-------- SOURCE MATERIAL --------

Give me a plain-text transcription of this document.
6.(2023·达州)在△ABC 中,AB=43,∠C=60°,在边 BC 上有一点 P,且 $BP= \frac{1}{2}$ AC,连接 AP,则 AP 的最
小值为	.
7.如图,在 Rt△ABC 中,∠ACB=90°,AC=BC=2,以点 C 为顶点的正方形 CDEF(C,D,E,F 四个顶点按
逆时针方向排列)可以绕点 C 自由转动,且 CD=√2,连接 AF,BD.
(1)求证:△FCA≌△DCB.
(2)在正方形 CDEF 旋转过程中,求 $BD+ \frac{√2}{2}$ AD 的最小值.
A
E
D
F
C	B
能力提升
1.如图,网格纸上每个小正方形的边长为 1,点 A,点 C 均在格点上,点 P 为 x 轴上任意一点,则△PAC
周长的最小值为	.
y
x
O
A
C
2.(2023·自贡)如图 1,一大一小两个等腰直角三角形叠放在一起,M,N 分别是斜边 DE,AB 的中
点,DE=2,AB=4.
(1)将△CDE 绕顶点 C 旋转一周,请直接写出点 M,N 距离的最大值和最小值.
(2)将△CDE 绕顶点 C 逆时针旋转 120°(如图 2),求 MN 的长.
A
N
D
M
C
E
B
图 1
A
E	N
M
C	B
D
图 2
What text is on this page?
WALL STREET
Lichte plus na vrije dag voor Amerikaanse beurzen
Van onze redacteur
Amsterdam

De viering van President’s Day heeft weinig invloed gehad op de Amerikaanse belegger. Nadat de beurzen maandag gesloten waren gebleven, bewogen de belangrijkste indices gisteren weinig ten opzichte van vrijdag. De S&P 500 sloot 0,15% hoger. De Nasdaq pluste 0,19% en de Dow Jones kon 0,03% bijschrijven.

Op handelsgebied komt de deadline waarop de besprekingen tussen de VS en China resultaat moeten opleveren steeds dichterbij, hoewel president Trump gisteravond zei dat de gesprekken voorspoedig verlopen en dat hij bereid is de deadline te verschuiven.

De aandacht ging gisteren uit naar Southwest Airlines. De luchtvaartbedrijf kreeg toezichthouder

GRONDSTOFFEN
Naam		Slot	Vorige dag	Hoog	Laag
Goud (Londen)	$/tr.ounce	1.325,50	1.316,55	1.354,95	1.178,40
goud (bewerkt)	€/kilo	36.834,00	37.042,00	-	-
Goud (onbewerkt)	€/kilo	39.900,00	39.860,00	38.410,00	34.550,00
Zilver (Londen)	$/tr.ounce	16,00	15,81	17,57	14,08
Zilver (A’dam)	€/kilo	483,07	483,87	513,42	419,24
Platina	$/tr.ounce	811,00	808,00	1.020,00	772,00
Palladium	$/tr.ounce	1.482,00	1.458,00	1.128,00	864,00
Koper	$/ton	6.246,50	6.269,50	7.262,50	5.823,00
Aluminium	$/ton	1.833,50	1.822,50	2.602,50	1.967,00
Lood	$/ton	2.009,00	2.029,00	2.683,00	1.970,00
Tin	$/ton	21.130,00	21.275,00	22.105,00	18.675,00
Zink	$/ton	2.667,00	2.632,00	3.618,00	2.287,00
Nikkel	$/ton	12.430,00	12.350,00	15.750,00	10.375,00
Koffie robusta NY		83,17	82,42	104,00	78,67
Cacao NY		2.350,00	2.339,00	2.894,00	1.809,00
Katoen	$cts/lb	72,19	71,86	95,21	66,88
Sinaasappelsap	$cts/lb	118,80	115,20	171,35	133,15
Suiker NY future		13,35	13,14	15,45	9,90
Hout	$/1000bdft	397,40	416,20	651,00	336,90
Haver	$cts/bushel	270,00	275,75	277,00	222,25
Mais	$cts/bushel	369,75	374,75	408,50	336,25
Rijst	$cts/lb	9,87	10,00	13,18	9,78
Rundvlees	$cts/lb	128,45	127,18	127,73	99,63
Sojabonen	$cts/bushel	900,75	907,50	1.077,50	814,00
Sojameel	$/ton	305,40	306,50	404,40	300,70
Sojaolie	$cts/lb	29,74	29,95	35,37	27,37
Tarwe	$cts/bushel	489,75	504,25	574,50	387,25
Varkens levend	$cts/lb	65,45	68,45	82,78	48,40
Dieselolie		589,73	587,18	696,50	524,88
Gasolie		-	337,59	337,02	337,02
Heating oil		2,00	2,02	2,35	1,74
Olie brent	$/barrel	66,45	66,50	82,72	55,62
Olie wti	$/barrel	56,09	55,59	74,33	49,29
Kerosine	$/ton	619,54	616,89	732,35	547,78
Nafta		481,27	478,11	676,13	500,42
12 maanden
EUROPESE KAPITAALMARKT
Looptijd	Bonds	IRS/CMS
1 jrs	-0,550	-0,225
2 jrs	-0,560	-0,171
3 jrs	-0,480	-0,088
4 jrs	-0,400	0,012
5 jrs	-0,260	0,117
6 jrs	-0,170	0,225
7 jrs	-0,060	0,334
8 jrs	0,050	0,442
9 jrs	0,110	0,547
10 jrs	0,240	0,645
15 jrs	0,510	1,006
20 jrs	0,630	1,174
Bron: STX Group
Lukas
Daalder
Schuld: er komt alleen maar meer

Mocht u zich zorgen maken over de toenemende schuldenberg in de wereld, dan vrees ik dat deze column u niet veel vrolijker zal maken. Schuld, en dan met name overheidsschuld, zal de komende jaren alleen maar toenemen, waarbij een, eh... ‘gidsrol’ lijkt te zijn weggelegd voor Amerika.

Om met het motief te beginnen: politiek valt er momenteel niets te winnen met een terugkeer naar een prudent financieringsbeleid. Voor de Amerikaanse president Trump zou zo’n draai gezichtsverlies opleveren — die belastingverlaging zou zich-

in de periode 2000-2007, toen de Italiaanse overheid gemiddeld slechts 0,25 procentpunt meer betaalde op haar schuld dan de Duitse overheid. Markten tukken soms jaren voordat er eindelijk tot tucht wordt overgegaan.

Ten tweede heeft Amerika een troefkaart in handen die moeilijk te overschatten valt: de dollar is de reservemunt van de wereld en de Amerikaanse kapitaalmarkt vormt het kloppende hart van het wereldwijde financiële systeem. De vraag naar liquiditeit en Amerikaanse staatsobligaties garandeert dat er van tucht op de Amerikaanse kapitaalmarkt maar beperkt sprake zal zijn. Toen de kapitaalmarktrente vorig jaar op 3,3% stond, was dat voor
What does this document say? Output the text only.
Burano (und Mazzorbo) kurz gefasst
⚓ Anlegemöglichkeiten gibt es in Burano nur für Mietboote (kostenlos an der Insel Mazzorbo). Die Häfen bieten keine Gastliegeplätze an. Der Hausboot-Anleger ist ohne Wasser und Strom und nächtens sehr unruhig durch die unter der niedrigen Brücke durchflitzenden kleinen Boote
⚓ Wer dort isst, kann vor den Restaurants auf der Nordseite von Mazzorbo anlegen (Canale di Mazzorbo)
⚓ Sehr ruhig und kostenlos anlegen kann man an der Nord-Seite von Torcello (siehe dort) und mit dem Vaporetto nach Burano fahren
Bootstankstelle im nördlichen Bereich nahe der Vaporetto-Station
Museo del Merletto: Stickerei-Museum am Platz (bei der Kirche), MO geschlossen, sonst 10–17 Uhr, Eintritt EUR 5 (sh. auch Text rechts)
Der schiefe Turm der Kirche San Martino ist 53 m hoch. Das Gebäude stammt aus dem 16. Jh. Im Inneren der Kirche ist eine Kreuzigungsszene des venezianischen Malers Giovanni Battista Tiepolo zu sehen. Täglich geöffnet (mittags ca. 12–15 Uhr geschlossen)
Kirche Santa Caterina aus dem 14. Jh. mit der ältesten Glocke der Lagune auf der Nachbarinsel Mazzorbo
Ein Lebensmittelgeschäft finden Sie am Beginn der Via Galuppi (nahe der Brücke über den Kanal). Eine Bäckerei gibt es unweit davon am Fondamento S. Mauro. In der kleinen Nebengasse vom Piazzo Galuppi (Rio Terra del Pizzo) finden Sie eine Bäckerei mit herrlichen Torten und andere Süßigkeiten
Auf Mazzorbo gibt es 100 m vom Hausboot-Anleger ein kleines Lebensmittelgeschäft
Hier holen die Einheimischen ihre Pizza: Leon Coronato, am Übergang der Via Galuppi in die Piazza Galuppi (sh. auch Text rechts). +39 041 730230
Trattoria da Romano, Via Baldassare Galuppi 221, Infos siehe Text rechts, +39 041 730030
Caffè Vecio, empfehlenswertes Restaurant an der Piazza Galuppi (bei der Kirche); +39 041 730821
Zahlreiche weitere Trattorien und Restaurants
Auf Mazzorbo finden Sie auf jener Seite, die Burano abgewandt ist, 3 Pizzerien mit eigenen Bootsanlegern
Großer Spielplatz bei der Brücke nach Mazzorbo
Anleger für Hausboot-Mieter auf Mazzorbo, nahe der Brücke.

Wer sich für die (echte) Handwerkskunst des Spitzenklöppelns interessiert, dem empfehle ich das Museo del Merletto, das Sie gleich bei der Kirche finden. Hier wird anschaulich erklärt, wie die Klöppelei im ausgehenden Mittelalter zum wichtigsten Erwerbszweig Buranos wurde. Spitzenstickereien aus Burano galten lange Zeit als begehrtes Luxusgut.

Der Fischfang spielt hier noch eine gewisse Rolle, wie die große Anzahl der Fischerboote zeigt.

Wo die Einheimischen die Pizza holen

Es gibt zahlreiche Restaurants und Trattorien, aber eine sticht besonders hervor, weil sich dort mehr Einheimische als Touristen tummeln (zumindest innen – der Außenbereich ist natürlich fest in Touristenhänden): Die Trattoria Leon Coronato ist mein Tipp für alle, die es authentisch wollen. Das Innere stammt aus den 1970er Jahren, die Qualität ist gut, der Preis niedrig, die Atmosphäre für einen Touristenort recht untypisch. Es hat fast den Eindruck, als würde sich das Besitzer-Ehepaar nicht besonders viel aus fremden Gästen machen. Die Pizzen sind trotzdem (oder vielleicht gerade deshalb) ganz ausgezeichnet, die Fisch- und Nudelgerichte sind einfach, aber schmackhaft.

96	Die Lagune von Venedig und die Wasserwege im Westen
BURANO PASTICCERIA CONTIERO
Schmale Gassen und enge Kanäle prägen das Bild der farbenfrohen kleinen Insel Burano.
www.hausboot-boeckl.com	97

--------

TO DO.
Give the number of lines that carry the word "this", with nothing added.

TASK RESPONSE.
3